▼

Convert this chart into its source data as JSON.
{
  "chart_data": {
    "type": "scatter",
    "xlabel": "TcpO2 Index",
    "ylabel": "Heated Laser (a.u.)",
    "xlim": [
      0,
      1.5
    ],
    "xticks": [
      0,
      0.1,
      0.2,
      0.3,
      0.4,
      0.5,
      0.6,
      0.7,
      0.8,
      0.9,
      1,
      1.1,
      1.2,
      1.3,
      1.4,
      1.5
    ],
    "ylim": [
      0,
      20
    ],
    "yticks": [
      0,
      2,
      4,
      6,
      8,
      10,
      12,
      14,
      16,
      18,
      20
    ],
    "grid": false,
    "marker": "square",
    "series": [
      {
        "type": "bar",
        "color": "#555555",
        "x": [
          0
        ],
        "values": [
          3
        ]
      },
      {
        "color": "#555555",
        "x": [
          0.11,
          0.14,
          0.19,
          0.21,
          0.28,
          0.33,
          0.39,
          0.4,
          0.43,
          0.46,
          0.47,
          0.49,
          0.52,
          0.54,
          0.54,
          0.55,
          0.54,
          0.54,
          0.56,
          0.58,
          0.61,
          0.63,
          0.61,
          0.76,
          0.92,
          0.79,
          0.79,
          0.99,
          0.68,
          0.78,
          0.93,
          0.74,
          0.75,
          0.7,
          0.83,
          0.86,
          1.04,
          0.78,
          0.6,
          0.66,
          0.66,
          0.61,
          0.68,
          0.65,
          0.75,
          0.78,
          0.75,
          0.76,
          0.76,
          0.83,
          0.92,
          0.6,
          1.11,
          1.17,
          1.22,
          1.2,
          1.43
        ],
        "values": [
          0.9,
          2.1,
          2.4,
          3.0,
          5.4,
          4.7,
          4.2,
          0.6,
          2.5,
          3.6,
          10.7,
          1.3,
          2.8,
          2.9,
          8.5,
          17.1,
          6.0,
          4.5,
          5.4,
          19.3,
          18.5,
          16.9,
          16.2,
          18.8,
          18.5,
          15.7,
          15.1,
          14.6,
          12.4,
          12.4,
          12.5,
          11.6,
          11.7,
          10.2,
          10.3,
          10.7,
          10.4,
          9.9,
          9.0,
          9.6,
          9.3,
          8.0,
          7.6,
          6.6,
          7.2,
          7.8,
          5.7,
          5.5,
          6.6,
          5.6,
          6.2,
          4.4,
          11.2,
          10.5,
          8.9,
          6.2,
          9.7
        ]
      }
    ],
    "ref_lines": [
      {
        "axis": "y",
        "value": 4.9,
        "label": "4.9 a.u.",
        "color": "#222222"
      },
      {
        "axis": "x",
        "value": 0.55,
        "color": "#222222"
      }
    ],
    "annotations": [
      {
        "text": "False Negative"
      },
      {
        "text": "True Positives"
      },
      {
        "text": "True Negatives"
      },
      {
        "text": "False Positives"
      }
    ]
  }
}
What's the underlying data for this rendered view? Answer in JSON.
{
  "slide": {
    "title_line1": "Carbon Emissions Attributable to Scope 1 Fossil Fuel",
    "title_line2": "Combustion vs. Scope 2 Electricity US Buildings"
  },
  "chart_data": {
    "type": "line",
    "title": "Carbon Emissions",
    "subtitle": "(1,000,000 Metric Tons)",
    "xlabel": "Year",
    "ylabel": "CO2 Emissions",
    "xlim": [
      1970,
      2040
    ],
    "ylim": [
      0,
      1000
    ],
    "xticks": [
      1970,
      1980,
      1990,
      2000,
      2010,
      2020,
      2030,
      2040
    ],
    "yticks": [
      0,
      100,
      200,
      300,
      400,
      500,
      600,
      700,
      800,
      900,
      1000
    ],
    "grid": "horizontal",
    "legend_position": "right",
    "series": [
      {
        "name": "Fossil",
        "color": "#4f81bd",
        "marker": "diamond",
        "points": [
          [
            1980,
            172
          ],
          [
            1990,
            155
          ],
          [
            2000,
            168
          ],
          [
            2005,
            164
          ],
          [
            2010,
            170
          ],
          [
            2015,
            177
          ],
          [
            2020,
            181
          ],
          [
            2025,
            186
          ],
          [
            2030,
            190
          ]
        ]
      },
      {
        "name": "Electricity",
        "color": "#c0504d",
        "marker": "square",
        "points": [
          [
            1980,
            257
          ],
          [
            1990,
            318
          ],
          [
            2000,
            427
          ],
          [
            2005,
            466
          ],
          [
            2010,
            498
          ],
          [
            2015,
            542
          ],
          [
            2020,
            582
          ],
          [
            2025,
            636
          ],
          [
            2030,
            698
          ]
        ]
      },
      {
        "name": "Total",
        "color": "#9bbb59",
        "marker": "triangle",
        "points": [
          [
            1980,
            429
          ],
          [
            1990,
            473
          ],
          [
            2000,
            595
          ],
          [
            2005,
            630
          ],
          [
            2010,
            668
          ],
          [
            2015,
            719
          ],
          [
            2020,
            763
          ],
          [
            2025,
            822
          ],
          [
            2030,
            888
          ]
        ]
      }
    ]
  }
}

▲

Set down every record above exactly as given.

Finished answer:
Convert this chart into its source data as JSON.
{
  "chart_data": {
    "type": "scatter",
    "xlabel": "TcpO2 Index",
    "ylabel": "Heated Laser (a.u.)",
    "xlim": [
      0,
      1.5
    ],
    "xticks": [
      0,
      0.1,
      0.2,
      0.3,
      0.4,
      0.5,
      0.6,
      0.7,
      0.8,
      0.9,
      1,
      1.1,
      1.2,
      1.3,
      1.4,
      1.5
    ],
    "ylim": [
      0,
      20
    ],
    "yticks": [
      0,
      2,
      4,
      6,
      8,
      10,
      12,
      14,
      16,
      18,
      20
    ],
    "grid": false,
    "marker": "square",
    "series": [
      {
        "type": "bar",
        "color": "#555555",
        "x": [
          0
        ],
        "values": [
          3
        ]
      },
      {
        "color": "#555555",
        "x": [
          0.11,
          0.14,
          0.19,
          0.21,
          0.28,
          0.33,
          0.39,
          0.4,
          0.43,
          0.46,
          0.47,
          0.49,
          0.52,
          0.54,
          0.54,
          0.55,
          0.54,
          0.54,
          0.56,
          0.58,
          0.61,
          0.63,
          0.61,
          0.76,
          0.92,
          0.79,
          0.79,
          0.99,
          0.68,
          0.78,
          0.93,
          0.74,
          0.75,
          0.7,
          0.83,
          0.86,
          1.04,
          0.78,
          0.6,
          0.66,
          0.66,
          0.61,
          0.68,
          0.65,
          0.75,
          0.78,
          0.75,
          0.76,
          0.76,
          0.83,
          0.92,
          0.6,
          1.11,
          1.17,
          1.22,
          1.2,
          1.43
        ],
        "values": [
          0.9,
          2.1,
          2.4,
          3.0,
          5.4,
          4.7,
          4.2,
          0.6,
          2.5,
          3.6,
          10.7,
          1.3,
          2.8,
          2.9,
          8.5,
          17.1,
          6.0,
          4.5,
          5.4,
          19.3,
          18.5,
          16.9,
          16.2,
          18.8,
          18.5,
          15.7,
          15.1,
          14.6,
          12.4,
          12.4,
          12.5,
          11.6,
          11.7,
          10.2,
          10.3,
          10.7,
          10.4,
          9.9,
          9.0,
          9.6,
          9.3,
          8.0,
          7.6,
          6.6,
          7.2,
          7.8,
          5.7,
          5.5,
          6.6,
          5.6,
          6.2,
          4.4,
          11.2,
          10.5,
          8.9,
          6.2,
          9.7
        ]
      }
    ],
    "ref_lines": [
      {
        "axis": "y",
        "value": 4.9,
        "label": "4.9 a.u.",
        "color": "#222222"
      },
      {
        "axis": "x",
        "value": 0.55,
        "color": "#222222"
      }
    ],
    "annotations": [
      {
        "text": "False Negative"
      },
      {
        "text": "True Positives"
      },
      {
        "text": "True Negatives"
      },
      {
        "text": "False Positives"
      }
    ]
  }
}
What's the underlying data for this rendered view? Answer in JSON.
{
  "slide": {
    "title_line1": "Carbon Emissions Attributable to Scope 1 Fossil Fuel",
    "title_line2": "Combustion vs. Scope 2 Electricity US Buildings"
  },
  "chart_data": {
    "type": "line",
    "title": "Carbon Emissions",
    "subtitle": "(1,000,000 Metric Tons)",
    "xlabel": "Year",
    "ylabel": "CO2 Emissions",
    "xlim": [
      1970,
      2040
    ],
    "ylim": [
      0,
      1000
    ],
    "xticks": [
      1970,
      1980,
      1990,
      2000,
      2010,
      2020,
      2030,
      2040
    ],
    "yticks": [
      0,
      100,
      200,
      300,
      400,
      500,
      600,
      700,
      800,
      900,
      1000
    ],
    "grid": "horizontal",
    "legend_position": "right",
    "series": [
      {
        "name": "Fossil",
        "color": "#4f81bd",
        "marker": "diamond",
        "points": [
          [
            1980,
            172
          ],
          [
            1990,
            155
          ],
          [
            2000,
            168
          ],
          [
            2005,
            164
          ],
          [
            2010,
            170
          ],
          [
            2015,
            177
          ],
          [
            2020,
            181
          ],
          [
            2025,
            186
          ],
          [
            2030,
            190
          ]
        ]
      },
      {
        "name": "Electricity",
        "color": "#c0504d",
        "marker": "square",
        "points": [
          [
            1980,
            257
          ],
          [
            1990,
            318
          ],
          [
            2000,
            427
          ],
          [
            2005,
            466
          ],
          [
            2010,
            498
          ],
          [
            2015,
            542
          ],
          [
            2020,
            582
          ],
          [
            2025,
            636
          ],
          [
            2030,
            698
          ]
        ]
      },
      {
        "name": "Total",
        "color": "#9bbb59",
        "marker": "triangle",
        "points": [
          [
            1980,
            429
          ],
          [
            1990,
            473
          ],
          [
            2000,
            595
          ],
          [
            2005,
            630
          ],
          [
            2010,
            668
          ],
          [
            2015,
            719
          ],
          [
            2020,
            763
          ],
          [
            2025,
            822
          ],
          [
            2030,
            888
          ]
        ]
      }
    ]
  }
}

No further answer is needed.